(Recorded data)
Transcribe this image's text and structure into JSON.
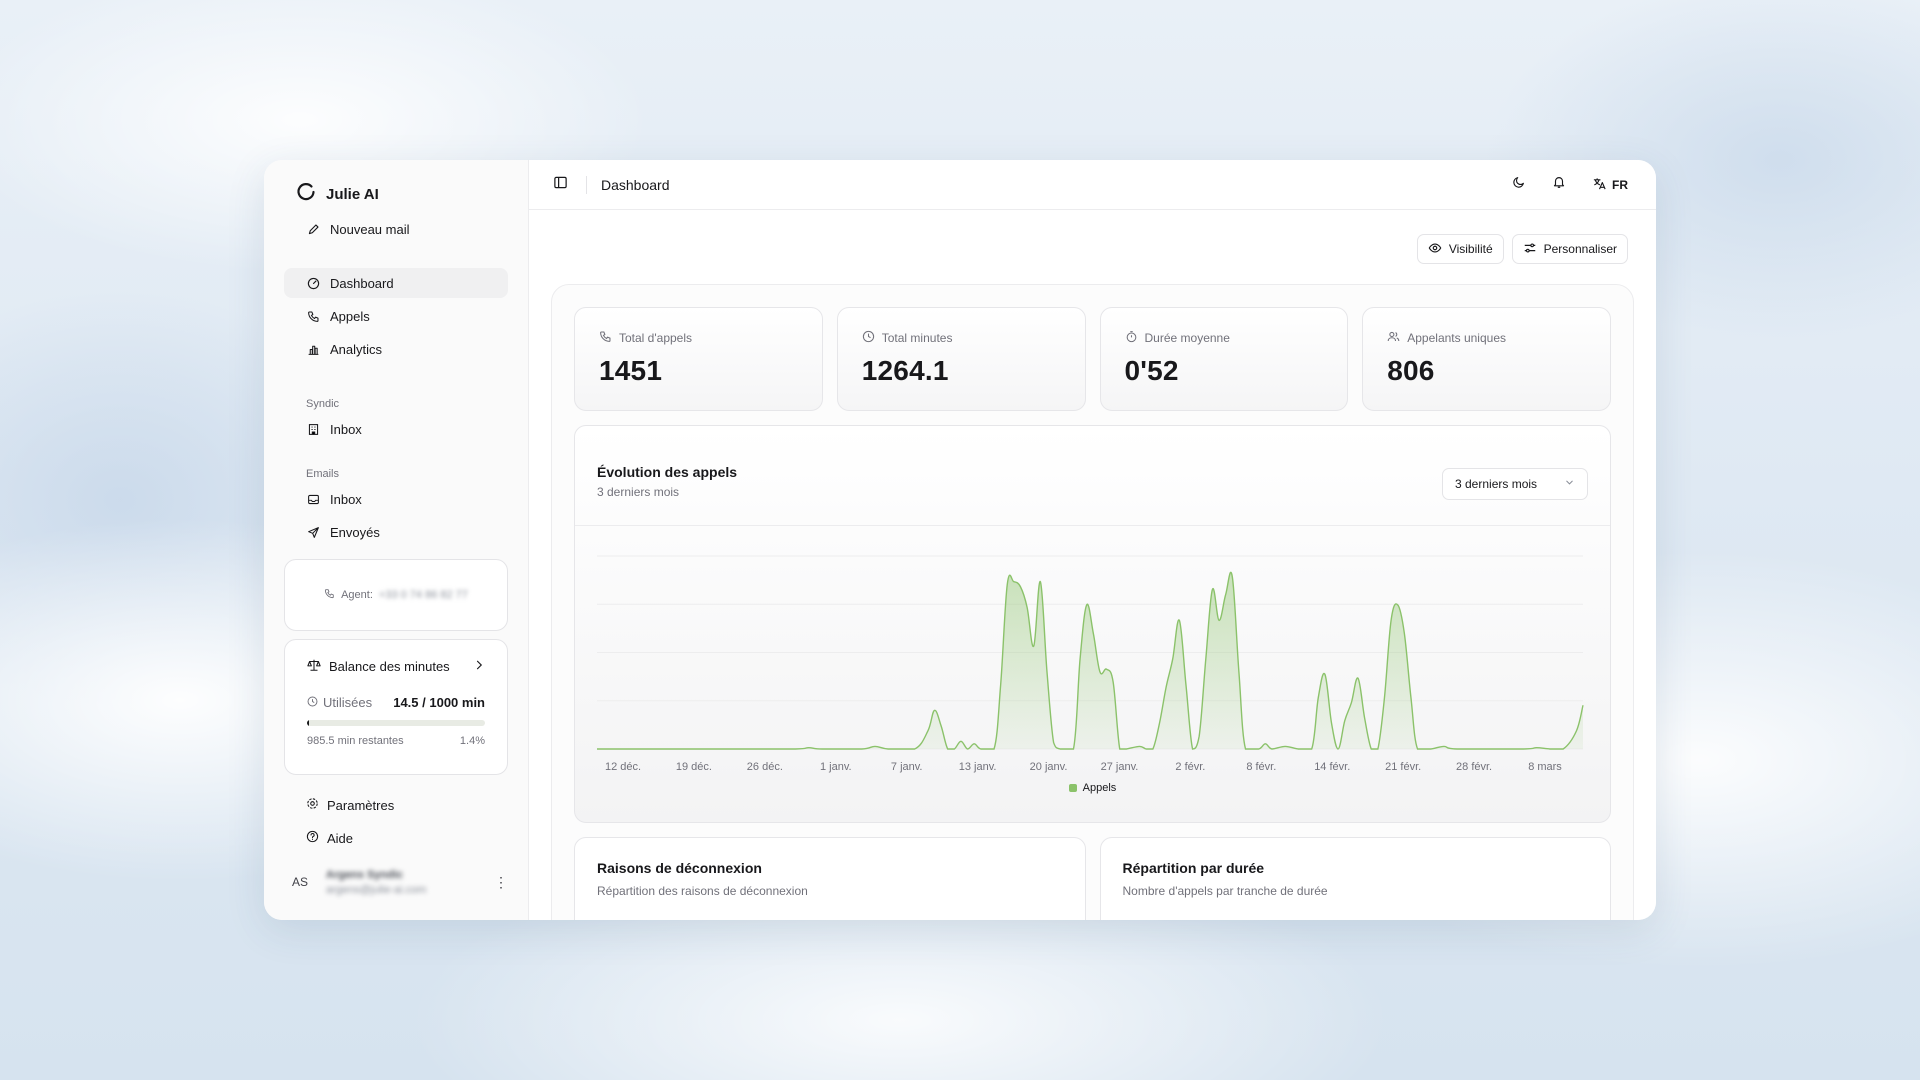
{
  "app": {
    "name": "Julie AI",
    "new_mail": "Nouveau mail"
  },
  "sidebar": {
    "main_items": [
      {
        "label": "Dashboard",
        "icon": "gauge-icon",
        "active": true
      },
      {
        "label": "Appels",
        "icon": "phone-icon"
      },
      {
        "label": "Analytics",
        "icon": "bar-chart-icon"
      }
    ],
    "sections": [
      {
        "title": "Syndic",
        "items": [
          {
            "label": "Inbox",
            "icon": "building-icon"
          }
        ]
      },
      {
        "title": "Emails",
        "items": [
          {
            "label": "Inbox",
            "icon": "inbox-icon"
          },
          {
            "label": "Envoyés",
            "icon": "send-icon"
          }
        ]
      }
    ],
    "agent": {
      "label": "Agent:",
      "number": "+33 0 74 86 82 77"
    },
    "balance": {
      "title": "Balance des minutes",
      "used_label": "Utilisées",
      "used_value": "14.5 / 1000 min",
      "remaining": "985.5 min restantes",
      "percent": "1.4%",
      "progress_fraction": 0.014
    },
    "footer_items": [
      {
        "label": "Paramètres",
        "icon": "settings-icon"
      },
      {
        "label": "Aide",
        "icon": "help-icon"
      }
    ],
    "user": {
      "initials": "AS",
      "name": "Argens Syndic",
      "email": "argens@julie-ai.com"
    }
  },
  "header": {
    "title": "Dashboard",
    "lang": "FR"
  },
  "actions": {
    "visibility": "Visibilité",
    "customize": "Personnaliser"
  },
  "kpis": [
    {
      "label": "Total d'appels",
      "value": "1451",
      "icon": "phone-icon"
    },
    {
      "label": "Total minutes",
      "value": "1264.1",
      "icon": "clock-icon"
    },
    {
      "label": "Durée moyenne",
      "value": "0'52",
      "icon": "timer-icon"
    },
    {
      "label": "Appelants uniques",
      "value": "806",
      "icon": "users-icon"
    }
  ],
  "chart_panel": {
    "title": "Évolution des appels",
    "subtitle": "3 derniers mois",
    "range": "3 derniers mois"
  },
  "chart_data": {
    "type": "area",
    "series": [
      {
        "name": "Appels",
        "color": "#8bc26a"
      }
    ],
    "x_ticks": [
      "12 déc.",
      "19 déc.",
      "26 déc.",
      "1 janv.",
      "7 janv.",
      "13 janv.",
      "20 janv.",
      "27 janv.",
      "2 févr.",
      "8 févr.",
      "14 févr.",
      "21 févr.",
      "28 févr.",
      "8 mars"
    ],
    "ylim": [
      0,
      150
    ],
    "grid": "horizontal",
    "legend": "bottom",
    "points": [
      [
        0,
        0
      ],
      [
        20,
        0
      ],
      [
        30,
        0
      ],
      [
        32,
        1
      ],
      [
        34,
        0
      ],
      [
        40,
        0
      ],
      [
        42,
        2
      ],
      [
        44,
        0
      ],
      [
        48,
        0
      ],
      [
        50,
        14
      ],
      [
        51,
        30
      ],
      [
        52,
        18
      ],
      [
        53,
        0
      ],
      [
        54,
        0
      ],
      [
        55,
        6
      ],
      [
        56,
        0
      ],
      [
        57,
        4
      ],
      [
        58,
        0
      ],
      [
        60,
        0
      ],
      [
        61,
        50
      ],
      [
        62,
        128
      ],
      [
        63,
        130
      ],
      [
        64,
        126
      ],
      [
        65,
        110
      ],
      [
        66,
        80
      ],
      [
        67,
        130
      ],
      [
        68,
        60
      ],
      [
        69,
        5
      ],
      [
        70,
        0
      ],
      [
        72,
        0
      ],
      [
        73,
        70
      ],
      [
        74,
        112
      ],
      [
        75,
        90
      ],
      [
        76,
        60
      ],
      [
        77,
        62
      ],
      [
        78,
        52
      ],
      [
        79,
        0
      ],
      [
        80,
        0
      ],
      [
        82,
        2
      ],
      [
        83,
        0
      ],
      [
        84,
        0
      ],
      [
        85,
        20
      ],
      [
        86,
        48
      ],
      [
        87,
        70
      ],
      [
        88,
        100
      ],
      [
        89,
        50
      ],
      [
        90,
        0
      ],
      [
        91,
        10
      ],
      [
        92,
        70
      ],
      [
        93,
        124
      ],
      [
        94,
        100
      ],
      [
        95,
        120
      ],
      [
        96,
        134
      ],
      [
        97,
        60
      ],
      [
        98,
        0
      ],
      [
        100,
        0
      ],
      [
        101,
        4
      ],
      [
        102,
        0
      ],
      [
        104,
        2
      ],
      [
        106,
        0
      ],
      [
        108,
        0
      ],
      [
        109,
        40
      ],
      [
        110,
        58
      ],
      [
        111,
        20
      ],
      [
        112,
        0
      ],
      [
        113,
        22
      ],
      [
        114,
        36
      ],
      [
        115,
        55
      ],
      [
        116,
        24
      ],
      [
        117,
        0
      ],
      [
        118,
        0
      ],
      [
        119,
        40
      ],
      [
        120,
        100
      ],
      [
        121,
        112
      ],
      [
        122,
        90
      ],
      [
        123,
        40
      ],
      [
        124,
        0
      ],
      [
        126,
        0
      ],
      [
        128,
        2
      ],
      [
        130,
        0
      ],
      [
        140,
        0
      ],
      [
        142,
        1
      ],
      [
        144,
        0
      ],
      [
        146,
        0
      ],
      [
        148,
        14
      ],
      [
        149,
        34
      ]
    ]
  },
  "bottom_cards": [
    {
      "title": "Raisons de déconnexion",
      "subtitle": "Répartition des raisons de déconnexion"
    },
    {
      "title": "Répartition par durée",
      "subtitle": "Nombre d'appels par tranche de durée"
    }
  ]
}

▸ **Problem to work on**: Transcribe all the data word for word; the images stay out.

▸ **The answer**:
Transcribe this image's text and structure into JSON.
{
  "app": {
    "name": "Julie AI",
    "new_mail": "Nouveau mail"
  },
  "sidebar": {
    "main_items": [
      {
        "label": "Dashboard",
        "icon": "gauge-icon",
        "active": true
      },
      {
        "label": "Appels",
        "icon": "phone-icon"
      },
      {
        "label": "Analytics",
        "icon": "bar-chart-icon"
      }
    ],
    "sections": [
      {
        "title": "Syndic",
        "items": [
          {
            "label": "Inbox",
            "icon": "building-icon"
          }
        ]
      },
      {
        "title": "Emails",
        "items": [
          {
            "label": "Inbox",
            "icon": "inbox-icon"
          },
          {
            "label": "Envoyés",
            "icon": "send-icon"
          }
        ]
      }
    ],
    "agent": {
      "label": "Agent:",
      "number": "+33 0 74 86 82 77"
    },
    "balance": {
      "title": "Balance des minutes",
      "used_label": "Utilisées",
      "used_value": "14.5 / 1000 min",
      "remaining": "985.5 min restantes",
      "percent": "1.4%",
      "progress_fraction": 0.014
    },
    "footer_items": [
      {
        "label": "Paramètres",
        "icon": "settings-icon"
      },
      {
        "label": "Aide",
        "icon": "help-icon"
      }
    ],
    "user": {
      "initials": "AS",
      "name": "Argens Syndic",
      "email": "argens@julie-ai.com"
    }
  },
  "header": {
    "title": "Dashboard",
    "lang": "FR"
  },
  "actions": {
    "visibility": "Visibilité",
    "customize": "Personnaliser"
  },
  "kpis": [
    {
      "label": "Total d'appels",
      "value": "1451",
      "icon": "phone-icon"
    },
    {
      "label": "Total minutes",
      "value": "1264.1",
      "icon": "clock-icon"
    },
    {
      "label": "Durée moyenne",
      "value": "0'52",
      "icon": "timer-icon"
    },
    {
      "label": "Appelants uniques",
      "value": "806",
      "icon": "users-icon"
    }
  ],
  "chart_panel": {
    "title": "Évolution des appels",
    "subtitle": "3 derniers mois",
    "range": "3 derniers mois"
  },
  "chart_data": {
    "type": "area",
    "series": [
      {
        "name": "Appels",
        "color": "#8bc26a"
      }
    ],
    "x_ticks": [
      "12 déc.",
      "19 déc.",
      "26 déc.",
      "1 janv.",
      "7 janv.",
      "13 janv.",
      "20 janv.",
      "27 janv.",
      "2 févr.",
      "8 févr.",
      "14 févr.",
      "21 févr.",
      "28 févr.",
      "8 mars"
    ],
    "ylim": [
      0,
      150
    ],
    "grid": "horizontal",
    "legend": "bottom",
    "points": [
      [
        0,
        0
      ],
      [
        20,
        0
      ],
      [
        30,
        0
      ],
      [
        32,
        1
      ],
      [
        34,
        0
      ],
      [
        40,
        0
      ],
      [
        42,
        2
      ],
      [
        44,
        0
      ],
      [
        48,
        0
      ],
      [
        50,
        14
      ],
      [
        51,
        30
      ],
      [
        52,
        18
      ],
      [
        53,
        0
      ],
      [
        54,
        0
      ],
      [
        55,
        6
      ],
      [
        56,
        0
      ],
      [
        57,
        4
      ],
      [
        58,
        0
      ],
      [
        60,
        0
      ],
      [
        61,
        50
      ],
      [
        62,
        128
      ],
      [
        63,
        130
      ],
      [
        64,
        126
      ],
      [
        65,
        110
      ],
      [
        66,
        80
      ],
      [
        67,
        130
      ],
      [
        68,
        60
      ],
      [
        69,
        5
      ],
      [
        70,
        0
      ],
      [
        72,
        0
      ],
      [
        73,
        70
      ],
      [
        74,
        112
      ],
      [
        75,
        90
      ],
      [
        76,
        60
      ],
      [
        77,
        62
      ],
      [
        78,
        52
      ],
      [
        79,
        0
      ],
      [
        80,
        0
      ],
      [
        82,
        2
      ],
      [
        83,
        0
      ],
      [
        84,
        0
      ],
      [
        85,
        20
      ],
      [
        86,
        48
      ],
      [
        87,
        70
      ],
      [
        88,
        100
      ],
      [
        89,
        50
      ],
      [
        90,
        0
      ],
      [
        91,
        10
      ],
      [
        92,
        70
      ],
      [
        93,
        124
      ],
      [
        94,
        100
      ],
      [
        95,
        120
      ],
      [
        96,
        134
      ],
      [
        97,
        60
      ],
      [
        98,
        0
      ],
      [
        100,
        0
      ],
      [
        101,
        4
      ],
      [
        102,
        0
      ],
      [
        104,
        2
      ],
      [
        106,
        0
      ],
      [
        108,
        0
      ],
      [
        109,
        40
      ],
      [
        110,
        58
      ],
      [
        111,
        20
      ],
      [
        112,
        0
      ],
      [
        113,
        22
      ],
      [
        114,
        36
      ],
      [
        115,
        55
      ],
      [
        116,
        24
      ],
      [
        117,
        0
      ],
      [
        118,
        0
      ],
      [
        119,
        40
      ],
      [
        120,
        100
      ],
      [
        121,
        112
      ],
      [
        122,
        90
      ],
      [
        123,
        40
      ],
      [
        124,
        0
      ],
      [
        126,
        0
      ],
      [
        128,
        2
      ],
      [
        130,
        0
      ],
      [
        140,
        0
      ],
      [
        142,
        1
      ],
      [
        144,
        0
      ],
      [
        146,
        0
      ],
      [
        148,
        14
      ],
      [
        149,
        34
      ]
    ]
  },
  "bottom_cards": [
    {
      "title": "Raisons de déconnexion",
      "subtitle": "Répartition des raisons de déconnexion"
    },
    {
      "title": "Répartition par durée",
      "subtitle": "Nombre d'appels par tranche de durée"
    }
  ]
}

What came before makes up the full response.